** Recorded data **
---------------
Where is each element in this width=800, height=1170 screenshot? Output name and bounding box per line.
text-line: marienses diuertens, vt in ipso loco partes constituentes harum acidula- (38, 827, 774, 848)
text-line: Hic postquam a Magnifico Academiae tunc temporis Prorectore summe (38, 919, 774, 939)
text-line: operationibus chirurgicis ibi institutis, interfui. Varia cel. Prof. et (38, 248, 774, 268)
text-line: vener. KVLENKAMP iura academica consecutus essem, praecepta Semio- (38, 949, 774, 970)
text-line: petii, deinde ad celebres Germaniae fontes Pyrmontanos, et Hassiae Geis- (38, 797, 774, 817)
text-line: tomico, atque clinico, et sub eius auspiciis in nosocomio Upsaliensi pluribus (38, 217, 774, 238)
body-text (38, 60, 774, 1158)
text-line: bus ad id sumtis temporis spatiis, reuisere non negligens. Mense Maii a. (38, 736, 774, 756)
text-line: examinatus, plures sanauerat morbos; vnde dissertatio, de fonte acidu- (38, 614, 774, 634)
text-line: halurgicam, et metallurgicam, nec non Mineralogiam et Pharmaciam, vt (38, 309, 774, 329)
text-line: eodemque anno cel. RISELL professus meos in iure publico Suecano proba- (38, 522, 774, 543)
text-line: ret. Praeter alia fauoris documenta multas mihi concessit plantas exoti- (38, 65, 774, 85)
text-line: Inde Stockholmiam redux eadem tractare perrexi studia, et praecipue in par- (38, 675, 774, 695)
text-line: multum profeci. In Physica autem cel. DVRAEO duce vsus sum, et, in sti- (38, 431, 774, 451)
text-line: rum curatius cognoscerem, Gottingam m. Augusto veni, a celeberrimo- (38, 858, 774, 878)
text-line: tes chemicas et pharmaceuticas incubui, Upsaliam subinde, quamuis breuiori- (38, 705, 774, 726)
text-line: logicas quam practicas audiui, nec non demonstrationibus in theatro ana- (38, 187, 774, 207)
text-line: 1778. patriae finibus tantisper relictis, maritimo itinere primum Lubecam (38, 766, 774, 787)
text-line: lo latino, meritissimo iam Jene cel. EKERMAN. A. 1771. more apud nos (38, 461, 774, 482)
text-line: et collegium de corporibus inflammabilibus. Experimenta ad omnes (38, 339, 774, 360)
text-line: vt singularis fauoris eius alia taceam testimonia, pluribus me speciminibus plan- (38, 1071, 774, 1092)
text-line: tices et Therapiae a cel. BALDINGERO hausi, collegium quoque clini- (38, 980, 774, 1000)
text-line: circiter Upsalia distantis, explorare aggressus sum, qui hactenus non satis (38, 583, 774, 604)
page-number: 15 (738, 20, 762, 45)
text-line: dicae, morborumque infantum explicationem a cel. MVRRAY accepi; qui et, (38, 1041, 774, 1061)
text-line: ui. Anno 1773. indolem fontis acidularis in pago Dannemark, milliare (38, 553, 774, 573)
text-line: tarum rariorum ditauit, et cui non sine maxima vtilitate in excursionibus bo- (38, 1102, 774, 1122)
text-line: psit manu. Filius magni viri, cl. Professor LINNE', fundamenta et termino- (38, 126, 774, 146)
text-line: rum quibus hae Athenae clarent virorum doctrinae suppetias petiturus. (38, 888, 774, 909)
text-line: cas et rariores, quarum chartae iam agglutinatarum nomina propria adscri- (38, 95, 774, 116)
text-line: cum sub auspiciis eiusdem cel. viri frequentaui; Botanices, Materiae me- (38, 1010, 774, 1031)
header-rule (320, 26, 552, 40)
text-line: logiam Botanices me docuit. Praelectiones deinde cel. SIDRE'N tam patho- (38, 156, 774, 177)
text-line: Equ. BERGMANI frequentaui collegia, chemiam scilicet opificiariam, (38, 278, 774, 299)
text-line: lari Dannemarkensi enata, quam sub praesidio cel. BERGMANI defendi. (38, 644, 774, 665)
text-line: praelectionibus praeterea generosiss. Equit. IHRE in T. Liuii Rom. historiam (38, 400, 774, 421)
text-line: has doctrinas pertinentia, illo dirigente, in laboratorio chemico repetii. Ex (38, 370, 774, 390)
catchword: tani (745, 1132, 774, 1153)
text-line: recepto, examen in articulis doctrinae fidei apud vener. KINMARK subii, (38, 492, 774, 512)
---------------
** What you should do **
Reproduce all of the records above verbatim, line by line, with nothing altered or left out.

** Result for this exercise **
Where is each element in this width=800, height=1170 screenshot? Output name and bounding box per line.
text-line: marienses diuertens, vt in ipso loco partes constituentes harum acidula- (38, 827, 774, 848)
text-line: Hic postquam a Magnifico Academiae tunc temporis Prorectore summe (38, 919, 774, 939)
text-line: operationibus chirurgicis ibi institutis, interfui. Varia cel. Prof. et (38, 248, 774, 268)
text-line: vener. KVLENKAMP iura academica consecutus essem, praecepta Semio- (38, 949, 774, 970)
text-line: petii, deinde ad celebres Germaniae fontes Pyrmontanos, et Hassiae Geis- (38, 797, 774, 817)
text-line: tomico, atque clinico, et sub eius auspiciis in nosocomio Upsaliensi pluribus (38, 217, 774, 238)
body-text (38, 60, 774, 1158)
text-line: bus ad id sumtis temporis spatiis, reuisere non negligens. Mense Maii a. (38, 736, 774, 756)
text-line: examinatus, plures sanauerat morbos; vnde dissertatio, de fonte acidu- (38, 614, 774, 634)
text-line: halurgicam, et metallurgicam, nec non Mineralogiam et Pharmaciam, vt (38, 309, 774, 329)
text-line: eodemque anno cel. RISELL professus meos in iure publico Suecano proba- (38, 522, 774, 543)
text-line: ret. Praeter alia fauoris documenta multas mihi concessit plantas exoti- (38, 65, 774, 85)
text-line: Inde Stockholmiam redux eadem tractare perrexi studia, et praecipue in par- (38, 675, 774, 695)
text-line: multum profeci. In Physica autem cel. DVRAEO duce vsus sum, et, in sti- (38, 431, 774, 451)
text-line: rum curatius cognoscerem, Gottingam m. Augusto veni, a celeberrimo- (38, 858, 774, 878)
text-line: tes chemicas et pharmaceuticas incubui, Upsaliam subinde, quamuis breuiori- (38, 705, 774, 726)
text-line: logicas quam practicas audiui, nec non demonstrationibus in theatro ana- (38, 187, 774, 207)
text-line: 1778. patriae finibus tantisper relictis, maritimo itinere primum Lubecam (38, 766, 774, 787)
text-line: lo latino, meritissimo iam Jene cel. EKERMAN. A. 1771. more apud nos (38, 461, 774, 482)
text-line: et collegium de corporibus inflammabilibus. Experimenta ad omnes (38, 339, 774, 360)
text-line: vt singularis fauoris eius alia taceam testimonia, pluribus me speciminibus plan- (38, 1071, 774, 1092)
text-line: tices et Therapiae a cel. BALDINGERO hausi, collegium quoque clini- (38, 980, 774, 1000)
text-line: circiter Upsalia distantis, explorare aggressus sum, qui hactenus non satis (38, 583, 774, 604)
page-number: 15 (738, 20, 762, 45)
text-line: dicae, morborumque infantum explicationem a cel. MVRRAY accepi; qui et, (38, 1041, 774, 1061)
text-line: ui. Anno 1773. indolem fontis acidularis in pago Dannemark, milliare (38, 553, 774, 573)
text-line: tarum rariorum ditauit, et cui non sine maxima vtilitate in excursionibus bo- (38, 1102, 774, 1122)
text-line: psit manu. Filius magni viri, cl. Professor LINNE', fundamenta et termino- (38, 126, 774, 146)
text-line: rum quibus hae Athenae clarent virorum doctrinae suppetias petiturus. (38, 888, 774, 909)
text-line: cas et rariores, quarum chartae iam agglutinatarum nomina propria adscri- (38, 95, 774, 116)
text-line: cum sub auspiciis eiusdem cel. viri frequentaui; Botanices, Materiae me- (38, 1010, 774, 1031)
header-rule (320, 26, 552, 40)
text-line: logiam Botanices me docuit. Praelectiones deinde cel. SIDRE'N tam patho- (38, 156, 774, 177)
text-line: Equ. BERGMANI frequentaui collegia, chemiam scilicet opificiariam, (38, 278, 774, 299)
text-line: lari Dannemarkensi enata, quam sub praesidio cel. BERGMANI defendi. (38, 644, 774, 665)
text-line: praelectionibus praeterea generosiss. Equit. IHRE in T. Liuii Rom. historiam (38, 400, 774, 421)
text-line: has doctrinas pertinentia, illo dirigente, in laboratorio chemico repetii. Ex (38, 370, 774, 390)
catchword: tani (745, 1132, 774, 1153)
text-line: recepto, examen in articulis doctrinae fidei apud vener. KINMARK subii, (38, 492, 774, 512)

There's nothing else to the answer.